> [ACTIVITY]:
Which lines in the records below hold the word "resp"? Copy each of them.

(Dataset entries for page text)
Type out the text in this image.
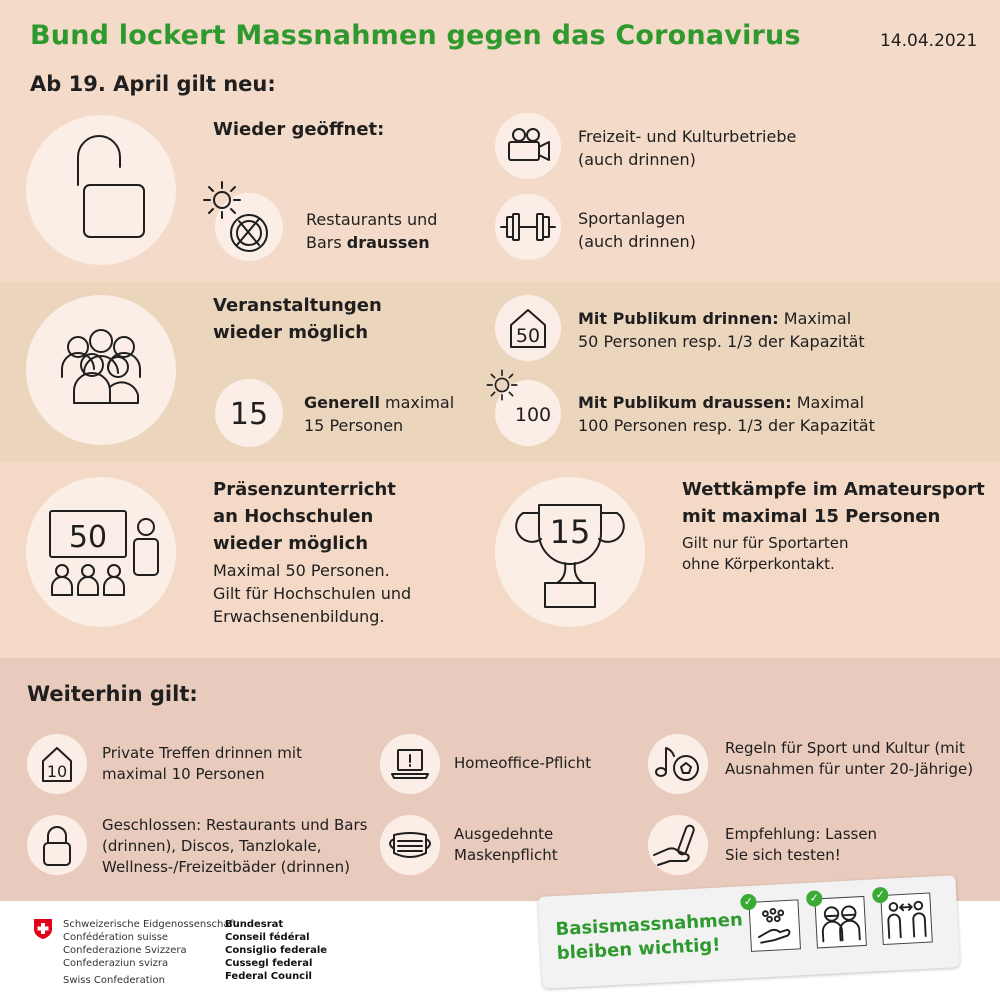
Bund lockert Massnahmen gegen das Coronavirus	14.04.2021
Ab 19. April gilt neu:
Wieder geöffnet:
Restaurants und
Bars draussen
Freizeit- und Kulturbetriebe
(auch drinnen)
Sportanlagen
(auch drinnen)
Veranstaltungen
wieder möglich
15 Generell maximal
15 Personen
50
Mit Publikum drinnen: Maximal
50 Personen resp. 1/3 der Kapazität
100
Mit Publikum draussen: Maximal
100 Personen resp. 1/3 der Kapazität
50
Präsenzunterricht
an Hochschulen
wieder möglich
Maximal 50 Personen.
Gilt für Hochschulen und
Erwachsenenbildung.
15
Wettkämpfe im Amateursport
mit maximal 15 Personen
Gilt nur für Sportarten
ohne Körperkontakt.
Weiterhin gilt:
10
Private Treffen drinnen mit
maximal 10 Personen
Homeoffice-Pflicht
Regeln für Sport und Kultur (mit
Ausnahmen für unter 20-Jährige)
Geschlossen: Restaurants und Bars
(drinnen), Discos, Tanzlokale,
Wellness-/Freizeitbäder (drinnen)
Ausgedehnte
Maskenpflicht
Empfehlung: Lassen
Sie sich testen!
Schweizerische Eidgenossenschaft
Confédération suisse
Confederazione Svizzera
Confederaziun svizra
Swiss Confederation
Bundesrat
Conseil fédéral
Consiglio federale
Cussegl federal
Federal Council
Basismassnahmen
bleiben wichtig!
✓	✓	✓
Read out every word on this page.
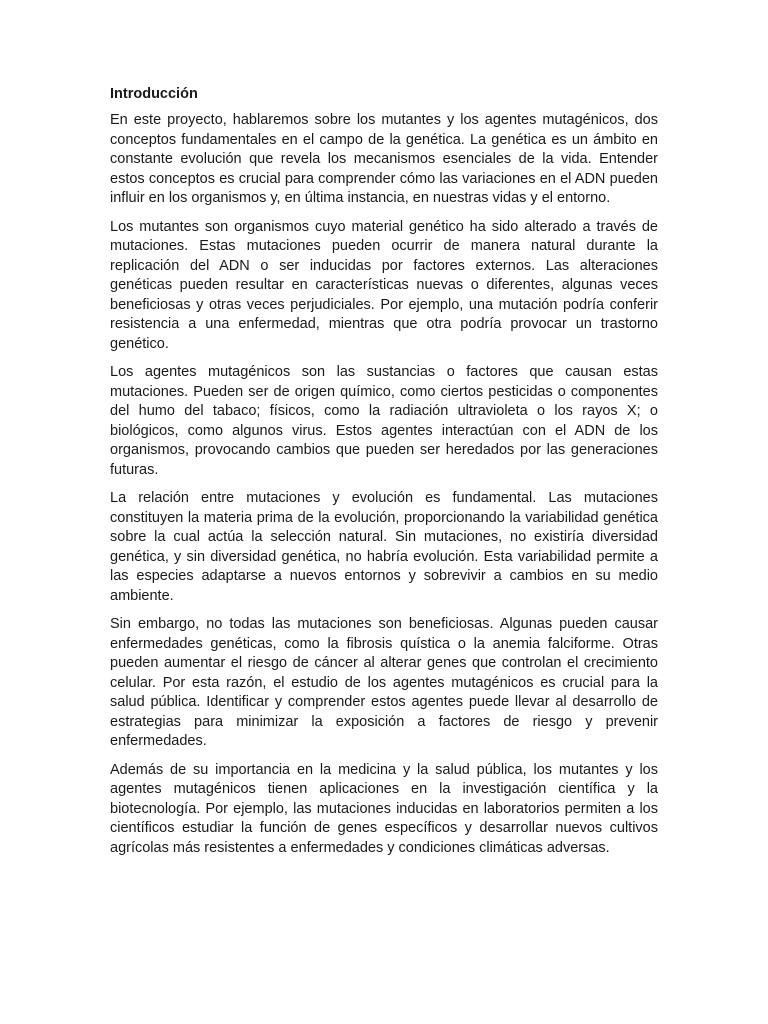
Introducción

En este proyecto, hablaremos sobre los mutantes y los agentes mutagénicos, dos conceptos fundamentales en el campo de la genética. La genética es un ámbito en constante evolución que revela los mecanismos esenciales de la vida. Entender estos conceptos es crucial para comprender cómo las variaciones en el ADN pueden influir en los organismos y, en última instancia, en nuestras vidas y el entorno.

Los mutantes son organismos cuyo material genético ha sido alterado a través de mutaciones. Estas mutaciones pueden ocurrir de manera natural durante la replicación del ADN o ser inducidas por factores externos. Las alteraciones genéticas pueden resultar en características nuevas o diferentes, algunas veces beneficiosas y otras veces perjudiciales. Por ejemplo, una mutación podría conferir resistencia a una enfermedad, mientras que otra podría provocar un trastorno genético.

Los agentes mutagénicos son las sustancias o factores que causan estas mutaciones. Pueden ser de origen químico, como ciertos pesticidas o componentes del humo del tabaco; físicos, como la radiación ultravioleta o los rayos X; o biológicos, como algunos virus. Estos agentes interactúan con el ADN de los organismos, provocando cambios que pueden ser heredados por las generaciones futuras.

La relación entre mutaciones y evolución es fundamental. Las mutaciones constituyen la materia prima de la evolución, proporcionando la variabilidad genética sobre la cual actúa la selección natural. Sin mutaciones, no existiría diversidad genética, y sin diversidad genética, no habría evolución. Esta variabilidad permite a las especies adaptarse a nuevos entornos y sobrevivir a cambios en su medio ambiente.

Sin embargo, no todas las mutaciones son beneficiosas. Algunas pueden causar enfermedades genéticas, como la fibrosis quística o la anemia falciforme. Otras pueden aumentar el riesgo de cáncer al alterar genes que controlan el crecimiento celular. Por esta razón, el estudio de los agentes mutagénicos es crucial para la salud pública. Identificar y comprender estos agentes puede llevar al desarrollo de estrategias para minimizar la exposición a factores de riesgo y prevenir enfermedades.

Además de su importancia en la medicina y la salud pública, los mutantes y los agentes mutagénicos tienen aplicaciones en la investigación científica y la biotecnología. Por ejemplo, las mutaciones inducidas en laboratorios permiten a los científicos estudiar la función de genes específicos y desarrollar nuevos cultivos agrícolas más resistentes a enfermedades y condiciones climáticas adversas.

> [SOLVED EXERCISE]:
50 Personen resp. 1/3 der Kapazität
100 Personen resp. 1/3 der Kapazität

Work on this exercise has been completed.